Collected data entries
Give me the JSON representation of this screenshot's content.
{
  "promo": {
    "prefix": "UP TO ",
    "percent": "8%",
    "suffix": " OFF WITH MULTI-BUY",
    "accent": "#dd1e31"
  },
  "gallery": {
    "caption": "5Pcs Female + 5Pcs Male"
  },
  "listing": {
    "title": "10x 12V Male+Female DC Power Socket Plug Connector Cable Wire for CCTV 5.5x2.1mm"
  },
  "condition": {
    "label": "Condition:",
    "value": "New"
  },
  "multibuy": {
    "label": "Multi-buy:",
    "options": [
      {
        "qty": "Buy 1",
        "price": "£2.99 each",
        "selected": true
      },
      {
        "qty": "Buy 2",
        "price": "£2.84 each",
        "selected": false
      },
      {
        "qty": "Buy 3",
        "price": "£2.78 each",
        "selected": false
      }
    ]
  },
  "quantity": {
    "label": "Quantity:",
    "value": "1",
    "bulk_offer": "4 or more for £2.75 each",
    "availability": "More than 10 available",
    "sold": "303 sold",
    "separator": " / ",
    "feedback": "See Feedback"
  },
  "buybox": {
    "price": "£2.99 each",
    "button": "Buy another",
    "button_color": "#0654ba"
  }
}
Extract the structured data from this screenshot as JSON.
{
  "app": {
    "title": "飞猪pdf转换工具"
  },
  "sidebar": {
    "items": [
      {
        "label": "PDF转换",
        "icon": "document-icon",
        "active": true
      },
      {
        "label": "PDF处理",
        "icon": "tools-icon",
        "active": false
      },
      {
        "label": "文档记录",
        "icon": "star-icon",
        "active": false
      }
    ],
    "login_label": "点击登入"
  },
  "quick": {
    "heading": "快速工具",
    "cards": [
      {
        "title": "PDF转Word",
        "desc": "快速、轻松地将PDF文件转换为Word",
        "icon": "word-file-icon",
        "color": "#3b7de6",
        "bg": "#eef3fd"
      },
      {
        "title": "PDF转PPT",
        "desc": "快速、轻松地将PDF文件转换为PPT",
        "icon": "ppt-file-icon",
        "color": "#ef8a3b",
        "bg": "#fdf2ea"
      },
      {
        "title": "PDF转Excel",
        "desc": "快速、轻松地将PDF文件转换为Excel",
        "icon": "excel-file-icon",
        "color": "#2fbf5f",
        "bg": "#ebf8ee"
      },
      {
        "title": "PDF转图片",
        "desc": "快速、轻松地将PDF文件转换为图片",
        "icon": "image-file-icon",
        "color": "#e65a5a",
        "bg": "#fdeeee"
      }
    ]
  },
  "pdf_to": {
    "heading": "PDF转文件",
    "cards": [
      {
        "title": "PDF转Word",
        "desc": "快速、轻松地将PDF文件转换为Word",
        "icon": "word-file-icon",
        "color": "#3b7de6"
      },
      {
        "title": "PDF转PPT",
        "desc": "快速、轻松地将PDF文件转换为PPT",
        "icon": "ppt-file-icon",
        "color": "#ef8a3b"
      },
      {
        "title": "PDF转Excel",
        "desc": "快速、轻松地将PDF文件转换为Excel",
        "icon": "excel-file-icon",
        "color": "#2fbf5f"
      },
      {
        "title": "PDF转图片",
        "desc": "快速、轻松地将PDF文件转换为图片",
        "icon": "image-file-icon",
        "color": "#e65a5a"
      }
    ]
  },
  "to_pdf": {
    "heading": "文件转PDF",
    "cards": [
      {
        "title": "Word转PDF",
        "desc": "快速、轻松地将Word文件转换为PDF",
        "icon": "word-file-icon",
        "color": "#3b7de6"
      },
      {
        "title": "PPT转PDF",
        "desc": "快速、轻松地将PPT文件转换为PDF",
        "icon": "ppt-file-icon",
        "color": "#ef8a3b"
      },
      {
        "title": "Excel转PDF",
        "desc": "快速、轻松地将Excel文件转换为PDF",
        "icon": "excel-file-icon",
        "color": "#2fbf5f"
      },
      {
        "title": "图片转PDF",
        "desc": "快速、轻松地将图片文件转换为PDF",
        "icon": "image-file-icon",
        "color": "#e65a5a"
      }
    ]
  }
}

Exercise » Your task is to print the whole listing again exactly.

The result »
Give me the JSON representation of this screenshot's content.
{
  "promo": {
    "prefix": "UP TO ",
    "percent": "8%",
    "suffix": " OFF WITH MULTI-BUY",
    "accent": "#dd1e31"
  },
  "gallery": {
    "caption": "5Pcs Female + 5Pcs Male"
  },
  "listing": {
    "title": "10x 12V Male+Female DC Power Socket Plug Connector Cable Wire for CCTV 5.5x2.1mm"
  },
  "condition": {
    "label": "Condition:",
    "value": "New"
  },
  "multibuy": {
    "label": "Multi-buy:",
    "options": [
      {
        "qty": "Buy 1",
        "price": "£2.99 each",
        "selected": true
      },
      {
        "qty": "Buy 2",
        "price": "£2.84 each",
        "selected": false
      },
      {
        "qty": "Buy 3",
        "price": "£2.78 each",
        "selected": false
      }
    ]
  },
  "quantity": {
    "label": "Quantity:",
    "value": "1",
    "bulk_offer": "4 or more for £2.75 each",
    "availability": "More than 10 available",
    "sold": "303 sold",
    "separator": " / ",
    "feedback": "See Feedback"
  },
  "buybox": {
    "price": "£2.99 each",
    "button": "Buy another",
    "button_color": "#0654ba"
  }
}
Extract the structured data from this screenshot as JSON.
{
  "app": {
    "title": "飞猪pdf转换工具"
  },
  "sidebar": {
    "items": [
      {
        "label": "PDF转换",
        "icon": "document-icon",
        "active": true
      },
      {
        "label": "PDF处理",
        "icon": "tools-icon",
        "active": false
      },
      {
        "label": "文档记录",
        "icon": "star-icon",
        "active": false
      }
    ],
    "login_label": "点击登入"
  },
  "quick": {
    "heading": "快速工具",
    "cards": [
      {
        "title": "PDF转Word",
        "desc": "快速、轻松地将PDF文件转换为Word",
        "icon": "word-file-icon",
        "color": "#3b7de6",
        "bg": "#eef3fd"
      },
      {
        "title": "PDF转PPT",
        "desc": "快速、轻松地将PDF文件转换为PPT",
        "icon": "ppt-file-icon",
        "color": "#ef8a3b",
        "bg": "#fdf2ea"
      },
      {
        "title": "PDF转Excel",
        "desc": "快速、轻松地将PDF文件转换为Excel",
        "icon": "excel-file-icon",
        "color": "#2fbf5f",
        "bg": "#ebf8ee"
      },
      {
        "title": "PDF转图片",
        "desc": "快速、轻松地将PDF文件转换为图片",
        "icon": "image-file-icon",
        "color": "#e65a5a",
        "bg": "#fdeeee"
      }
    ]
  },
  "pdf_to": {
    "heading": "PDF转文件",
    "cards": [
      {
        "title": "PDF转Word",
        "desc": "快速、轻松地将PDF文件转换为Word",
        "icon": "word-file-icon",
        "color": "#3b7de6"
      },
      {
        "title": "PDF转PPT",
        "desc": "快速、轻松地将PDF文件转换为PPT",
        "icon": "ppt-file-icon",
        "color": "#ef8a3b"
      },
      {
        "title": "PDF转Excel",
        "desc": "快速、轻松地将PDF文件转换为Excel",
        "icon": "excel-file-icon",
        "color": "#2fbf5f"
      },
      {
        "title": "PDF转图片",
        "desc": "快速、轻松地将PDF文件转换为图片",
        "icon": "image-file-icon",
        "color": "#e65a5a"
      }
    ]
  },
  "to_pdf": {
    "heading": "文件转PDF",
    "cards": [
      {
        "title": "Word转PDF",
        "desc": "快速、轻松地将Word文件转换为PDF",
        "icon": "word-file-icon",
        "color": "#3b7de6"
      },
      {
        "title": "PPT转PDF",
        "desc": "快速、轻松地将PPT文件转换为PDF",
        "icon": "ppt-file-icon",
        "color": "#ef8a3b"
      },
      {
        "title": "Excel转PDF",
        "desc": "快速、轻松地将Excel文件转换为PDF",
        "icon": "excel-file-icon",
        "color": "#2fbf5f"
      },
      {
        "title": "图片转PDF",
        "desc": "快速、轻松地将图片文件转换为PDF",
        "icon": "image-file-icon",
        "color": "#e65a5a"
      }
    ]
  }
}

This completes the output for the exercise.